» **SHORT TASK**: What is the number of lines containing the word "Captured"? Give that number alone.

[A run of records]
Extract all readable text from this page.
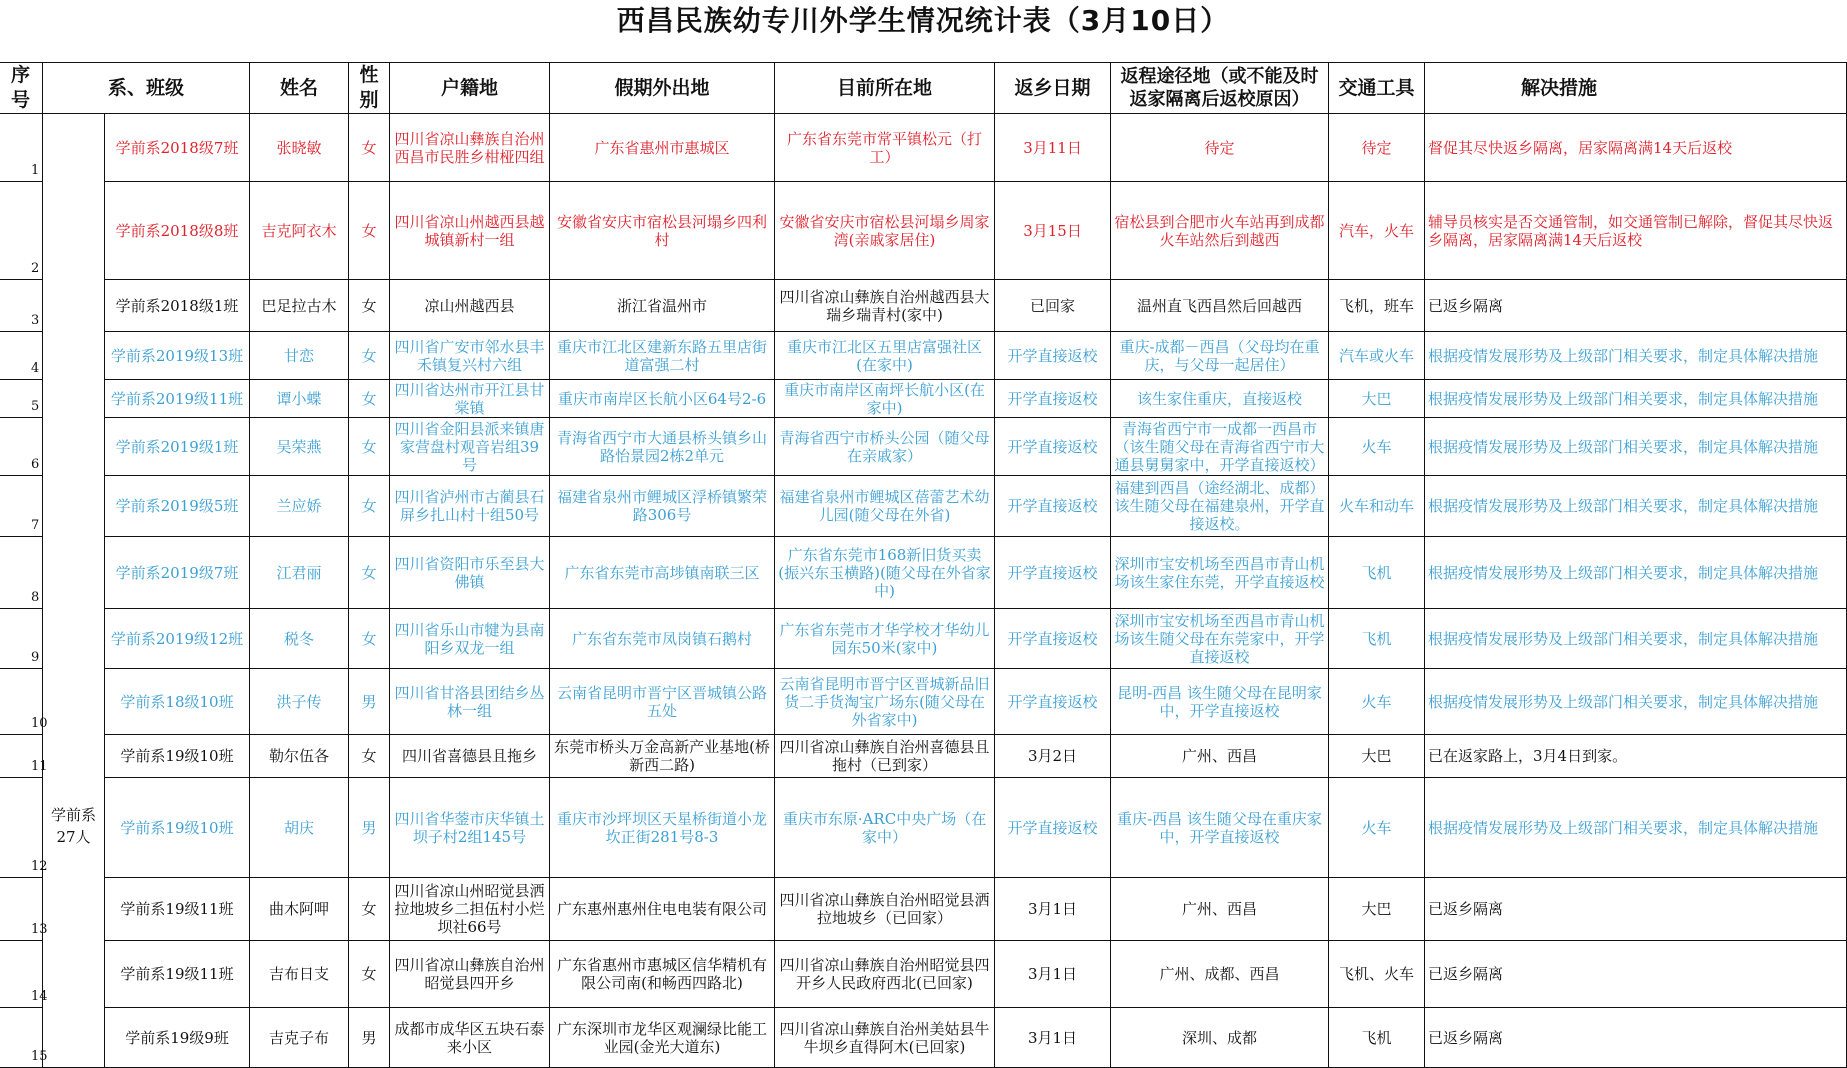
西昌民族幼专川外学生情况统计表（3月10日）
序号	系、班级		姓名	性别	户籍地	假期外出地	目前所在地	返乡日期	返程途径地（或不能及时返家隔离后返校原因）	交通工具	解决措施
1	学前系27人	学前系2018级7班	张晓敏	女	四川省凉山彝族自治州西昌市民胜乡柑桠四组	广东省惠州市惠城区	广东省东莞市常平镇松元（打工）	3月11日	待定	待定	督促其尽快返乡隔离，居家隔离满14天后返校
2		学前系2018级8班	吉克阿衣木	女	四川省凉山州越西县越城镇新村一组	安徽省安庆市宿松县河塌乡四利村	安徽省安庆市宿松县河塌乡周家湾(亲戚家居住)	3月15日	宿松县到合肥市火车站再到成都火车站然后到越西	汽车，火车	辅导员核实是否交通管制，如交通管制已解除，督促其尽快返乡隔离，居家隔离满14天后返校
3		学前系2018级1班	巴足拉古木	女	凉山州越西县	浙江省温州市	四川省凉山彝族自治州越西县大瑞乡瑞青村(家中)	已回家	温州直飞西昌然后回越西	飞机，班车	已返乡隔离
4		学前系2019级13班	甘恋	女	四川省广安市邻水县丰禾镇复兴村六组	重庆市江北区建新东路五里店街道富强二村	重庆市江北区五里店富强社区(在家中)	开学直接返校	重庆-成都－西昌（父母均在重庆，与父母一起居住）	汽车或火车	根据疫情发展形势及上级部门相关要求，制定具体解决措施
5		学前系2019级11班	谭小蝶	女	四川省达州市开江县甘棠镇	重庆市南岸区长航小区64号2-6	重庆市南岸区南坪长航小区(在家中)	开学直接返校	该生家住重庆，直接返校	大巴	根据疫情发展形势及上级部门相关要求，制定具体解决措施
6		学前系2019级1班	吴荣燕	女	四川省金阳县派来镇唐家营盘村观音岩组39号	青海省西宁市大通县桥头镇乡山路怡景园2栋2单元	青海省西宁市桥头公园（随父母在亲戚家）	开学直接返校	青海省西宁市一成都一西昌市（该生随父母在青海省西宁市大通县舅舅家中，开学直接返校）	火车	根据疫情发展形势及上级部门相关要求，制定具体解决措施
7		学前系2019级5班	兰应娇	女	四川省泸州市古蔺县石屏乡扎山村十组50号	福建省泉州市鲤城区浮桥镇繁荣路306号	福建省泉州市鲤城区蓓蕾艺术幼儿园(随父母在外省)	开学直接返校	福建到西昌（途经湖北、成都）该生随父母在福建泉州，开学直接返校。	火车和动车	根据疫情发展形势及上级部门相关要求，制定具体解决措施
8		学前系2019级7班	江君丽	女	四川省资阳市乐至县大佛镇	广东省东莞市高埗镇南联三区	广东省东莞市168新旧货买卖(振兴东玉横路)(随父母在外省家中)	开学直接返校	深圳市宝安机场至西昌市青山机场该生家住东莞，开学直接返校	飞机	根据疫情发展形势及上级部门相关要求，制定具体解决措施
9		学前系2019级12班	税冬	女	四川省乐山市犍为县南阳乡双龙一组	广东省东莞市凤岗镇石鹅村	广东省东莞市才华学校才华幼儿园东50米(家中)	开学直接返校	深圳市宝安机场至西昌市青山机场该生随父母在东莞家中，开学直接返校	飞机	根据疫情发展形势及上级部门相关要求，制定具体解决措施
10		学前系18级10班	洪子传	男	四川省甘洛县团结乡丛林一组	云南省昆明市晋宁区晋城镇公路五处	云南省昆明市晋宁区晋城新品旧货二手货淘宝广场东(随父母在外省家中)	开学直接返校	昆明-西昌 该生随父母在昆明家中，开学直接返校	火车	根据疫情发展形势及上级部门相关要求，制定具体解决措施
11		学前系19级10班	勒尔伍各	女	四川省喜德县且拖乡	东莞市桥头万金高新产业基地(桥新西二路)	四川省凉山彝族自治州喜德县且拖村（已到家）	3月2日	广州、西昌	大巴	已在返家路上，3月4日到家。
12		学前系19级10班	胡庆	男	四川省华蓥市庆华镇土坝子村2组145号	重庆市沙坪坝区天星桥街道小龙坎正街281号8-3	重庆市东原·ARC中央广场（在家中）	开学直接返校	重庆-西昌 该生随父母在重庆家中，开学直接返校	火车	根据疫情发展形势及上级部门相关要求，制定具体解决措施
13		学前系19级11班	曲木阿呷	女	四川省凉山州昭觉县洒拉地坡乡二担伍村小烂坝社66号	广东惠州惠州住电电装有限公司	四川省凉山彝族自治州昭觉县洒拉地坡乡（已回家）	3月1日	广州、西昌	大巴	已返乡隔离
14		学前系19级11班	吉布日支	女	四川省凉山彝族自治州昭觉县四开乡	广东省惠州市惠城区信华精机有限公司南(和畅西四路北)	四川省凉山彝族自治州昭觉县四开乡人民政府西北(已回家)	3月1日	广州、成都、西昌	飞机、火车	已返乡隔离
15		学前系19级9班	吉克子布	男	成都市成华区五块石泰来小区	广东深圳市龙华区观澜绿比能工业园(金光大道东)	四川省凉山彝族自治州美姑县牛牛坝乡直得阿木(已回家)	3月1日	深圳、成都	飞机	已返乡隔离
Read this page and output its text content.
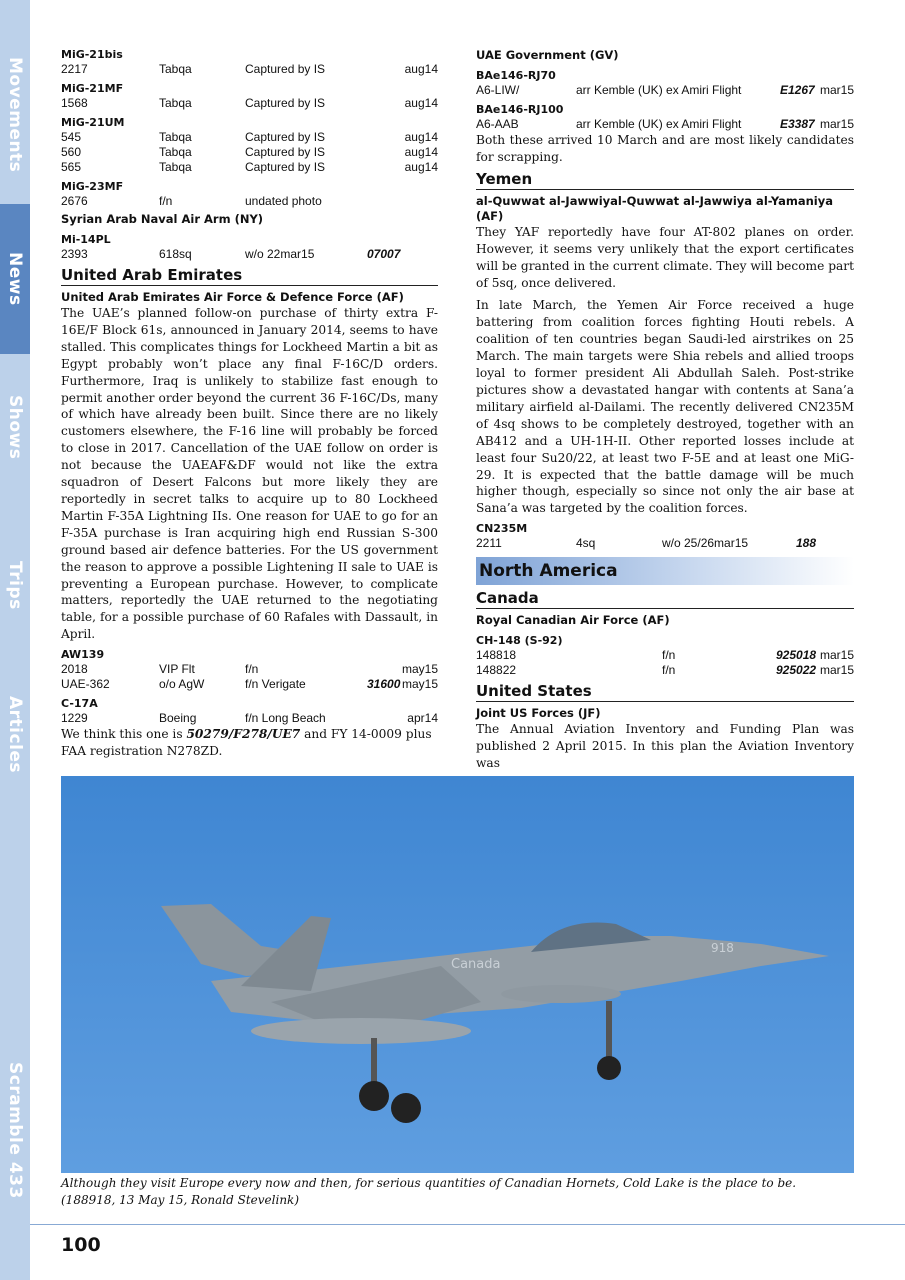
Movements
News
Shows
Trips
Articles
Scramble 433
MiG-21bis
2217	Tabqa	Captured by IS	aug14
MiG-21MF
1568	Tabqa	Captured by IS	aug14
MiG-21UM
545	Tabqa	Captured by IS	aug14
560	Tabqa	Captured by IS	aug14
565	Tabqa	Captured by IS	aug14
MiG-23MF
2676	f/n	undated photo
Syrian Arab Naval Air Arm (NY)
Mi-14PL
2393	618sq	w/o 22mar15	07007
United Arab Emirates
United Arab Emirates Air Force & Defence Force (AF)

The UAE’s planned follow-on purchase of thirty extra F-16E/F Block 61s, announced in January 2014, seems to have stalled. This complicates things for Lockheed Martin a bit as Egypt probably won’t place any final F-16C/D orders. Furthermore, Iraq is unlikely to stabilize fast enough to permit another order beyond the current 36 F-16C/Ds, many of which have already been built. Since there are no likely customers elsewhere, the F-16 line will probably be forced to close in 2017. Cancellation of the UAE follow on order is not because the UAEAF&DF would not like the extra squadron of Desert Falcons but more likely they are reportedly in secret talks to acquire up to 80 Lockheed Martin F-35A Lightning IIs. One reason for UAE to go for an F-35A purchase is Iran acquiring high end Russian S-300 ground based air defence batteries. For the US government the reason to approve a possible Lightening II sale to UAE is preventing a European purchase. However, to complicate matters, reportedly the UAE returned to the negotiating table, for a possible purchase of 60 Rafales with Dassault, in April.

AW139
2018	VIP Flt	f/n	may15
UAE-362	o/o AgW	f/n Verigate	31600 may15
C-17A
1229	Boeing	f/n Long Beach	apr14

We think this one is 50279/F278/UE7 and FY 14-0009 plus FAA registration N278ZD.

UAE Government (GV)
BAe146-RJ70
A6-LIW/	arr Kemble (UK) ex Amiri Flight	E1267 mar15
BAe146-RJ100
A6-AAB	arr Kemble (UK) ex Amiri Flight	E3387 mar15

Both these arrived 10 March and are most likely candidates for scrapping.

Yemen
al-Quwwat al-Jawwiyal-Quwwat al-Jawwiya al-Yamaniya (AF)

They YAF reportedly have four AT-802 planes on order. However, it seems very unlikely that the export certificates will be granted in the current climate. They will become part of 5sq, once delivered.

In late March, the Yemen Air Force received a huge battering from coalition forces fighting Houti rebels. A coalition of ten countries began Saudi-led airstrikes on 25 March. The main targets were Shia rebels and allied troops loyal to former president Ali Abdullah Saleh. Post-strike pictures show a devastated hangar with contents at Sana’a military airfield al-Dailami. The recently delivered CN235M of 4sq shows to be completely destroyed, together with an AB412 and a UH-1H-II. Other reported losses include at least four Su20/22, at least two F-5E and at least one MiG-29. It is expected that the battle damage will be much higher though, especially so since not only the air base at Sana’a was targeted by the coalition forces.

CN235M
2211	4sq	w/o 25/26mar15	188
North America
Canada
Royal Canadian Air Force (AF)
CH-148 (S-92)
148818	f/n	925018 mar15
148822	f/n	925022 mar15
United States
Joint US Forces (JF)

The Annual Aviation Inventory and Funding Plan was published 2 April 2015. In this plan the Aviation Inventory was

Canada
918
Although they visit Europe every now and then, for serious quantities of Canadian Hornets, Cold Lake is the place to be. (188918, 13 May 15, Ronald Stevelink)
100
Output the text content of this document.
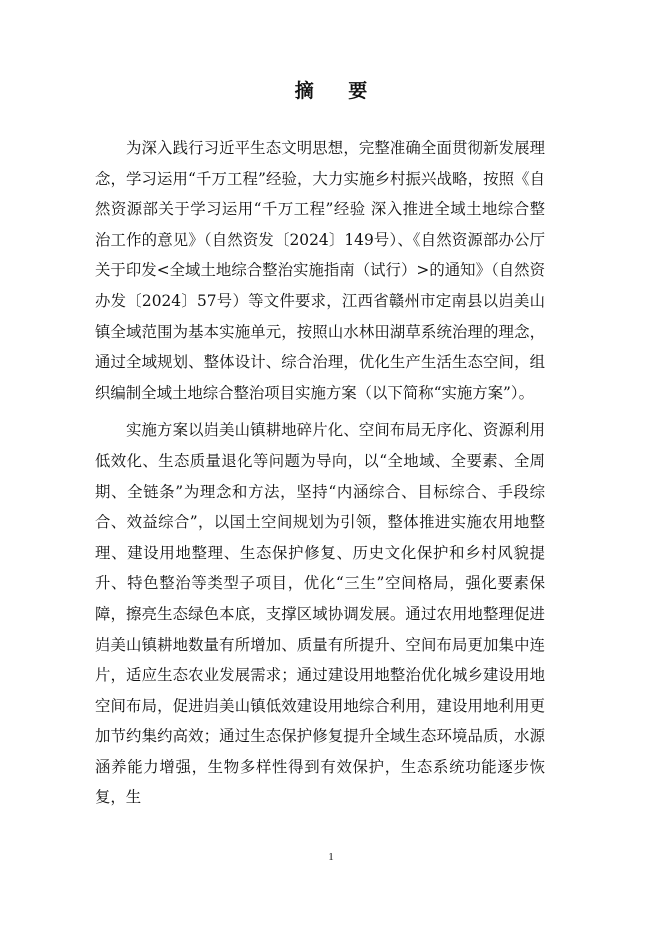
摘 要

为深入践行习近平生态文明思想，完整准确全面贯彻新发展理念，学习运用“千万工程”经验，大力实施乡村振兴战略，按照《自然资源部关于学习运用“千万工程”经验 深入推进全域土地综合整治工作的意见》（自然资发〔2024〕149号）、《自然资源部办公厅关于印发<全域土地综合整治实施指南（试行）>的通知》（自然资办发〔2024〕57号）等文件要求，江西省赣州市定南县以岿美山镇全域范围为基本实施单元，按照山水林田湖草系统治理的理念，通过全域规划、整体设计、综合治理，优化生产生活生态空间，组织编制全域土地综合整治项目实施方案（以下简称“实施方案”）。

实施方案以岿美山镇耕地碎片化、空间布局无序化、资源利用低效化、生态质量退化等问题为导向，以“全地域、全要素、全周期、全链条”为理念和方法，坚持“内涵综合、目标综合、手段综合、效益综合”，以国土空间规划为引领，整体推进实施农用地整理、建设用地整理、生态保护修复、历史文化保护和乡村风貌提升、特色整治等类型子项目，优化“三生”空间格局，强化要素保障，擦亮生态绿色本底，支撑区域协调发展。通过农用地整理促进岿美山镇耕地数量有所增加、质量有所提升、空间布局更加集中连片，适应生态农业发展需求；通过建设用地整治优化城乡建设用地空间布局，促进岿美山镇低效建设用地综合利用，建设用地利用更加节约集约高效；通过生态保护修复提升全域生态环境品质，水源涵养能力增强，生物多样性得到有效保护，生态系统功能逐步恢复，生

1
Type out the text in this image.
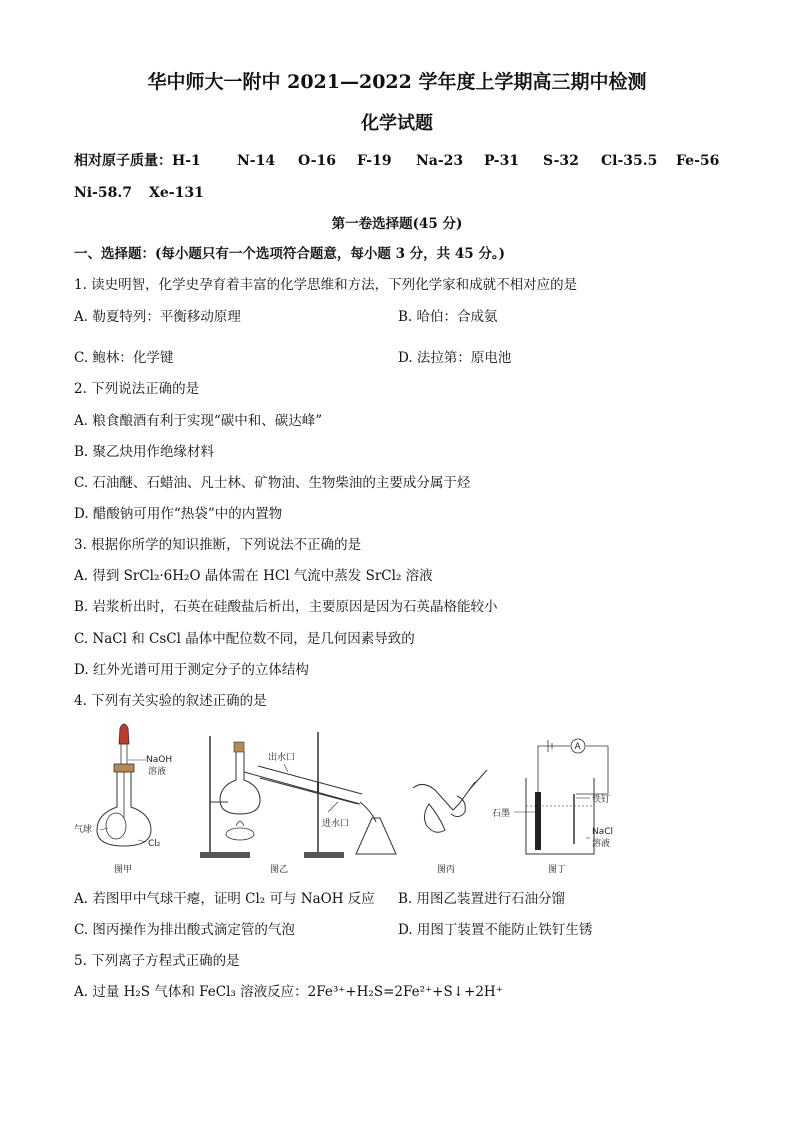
华中师大一附中 2021—2022 学年度上学期高三期中检测
化学试题
相对原子质量：H-1	N-14 O-16 F-19 Na-23 P-31 S-32 Cl-35.5 Fe-56
Ni-58.7 Xe-131
第一卷选择题(45 分)
一、选择题：(每小题只有一个选项符合题意，每小题 3 分，共 45 分。)
1. 读史明智，化学史孕育着丰富的化学思维和方法，下列化学家和成就不相对应的是
A. 勒夏特列：平衡移动原理	B. 哈伯：合成氨
C. 鲍林：化学键	D. 法拉第：原电池
2. 下列说法正确的是
A. 粮食酿酒有利于实现“碳中和、碳达峰”
B. 聚乙炔用作绝缘材料
C. 石油醚、石蜡油、凡士林、矿物油、生物柴油的主要成分属于烃
D. 醋酸钠可用作“热袋”中的内置物
3. 根据你所学的知识推断，下列说法不正确的是
A. 得到 SrCl₂·6H₂O 晶体需在 HCl 气流中蒸发 SrCl₂ 溶液
B. 岩浆析出时，石英在硅酸盐后析出，主要原因是因为石英晶格能较小
C. NaCl 和 CsCl 晶体中配位数不同，是几何因素导致的
D. 红外光谱可用于测定分子的立体结构
4. 下列有关实验的叙述正确的是
NaOH
溶液
气球
Cl₂
图甲
出水口
进水口
图乙	图丙
A
石墨
铁钉
NaCl
溶液
图丁
A. 若图甲中气球干瘪，证明 Cl₂ 可与 NaOH 反应 B. 用图乙装置进行石油分馏
C. 图丙操作为排出酸式滴定管的气泡	D. 用图丁装置不能防止铁钉生锈
5. 下列离子方程式正确的是
A. 过量 H₂S 气体和 FeCl₃ 溶液反应：2Fe³⁺+H₂S=2Fe²⁺+S↓+2H⁺
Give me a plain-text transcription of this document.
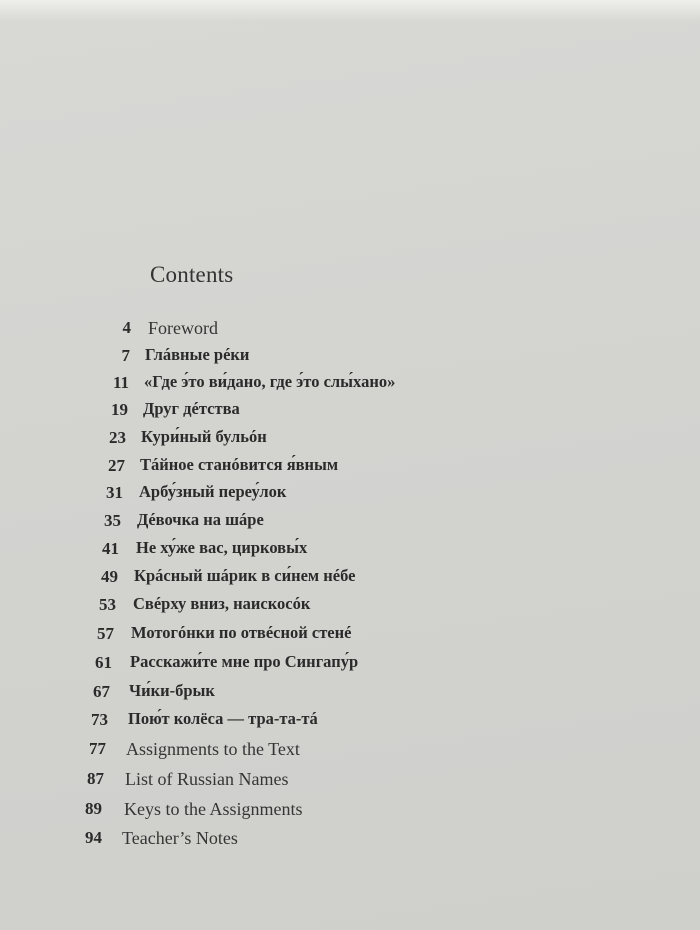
Contents
4 Foreword
7 Глáвные рéки
11 «Где э́то ви́дано, где э́то слы́хано»
19 Друг дéтства
23 Кури́ный бульóн
27 Тáйное станóвится я́вным
31 Арбу́зный переу́лок
35 Дéвочка на шáре
41 Не ху́же вас, цирковы́х
49 Крáсный шáрик в си́нем нéбе
53 Свéрху вниз, наискосóк
57 Мотогóнки по отвéсной стенé
61 Расскажи́те мне про Сингапу́р
67 Чи́ки-брык
73 Пою́т колёса — тра-та-тá
77 Assignments to the Text
87 List of Russian Names
89 Keys to the Assignments
94 Teacher’s Notes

» **SOLUTION TO THIS EXERCISE**: 5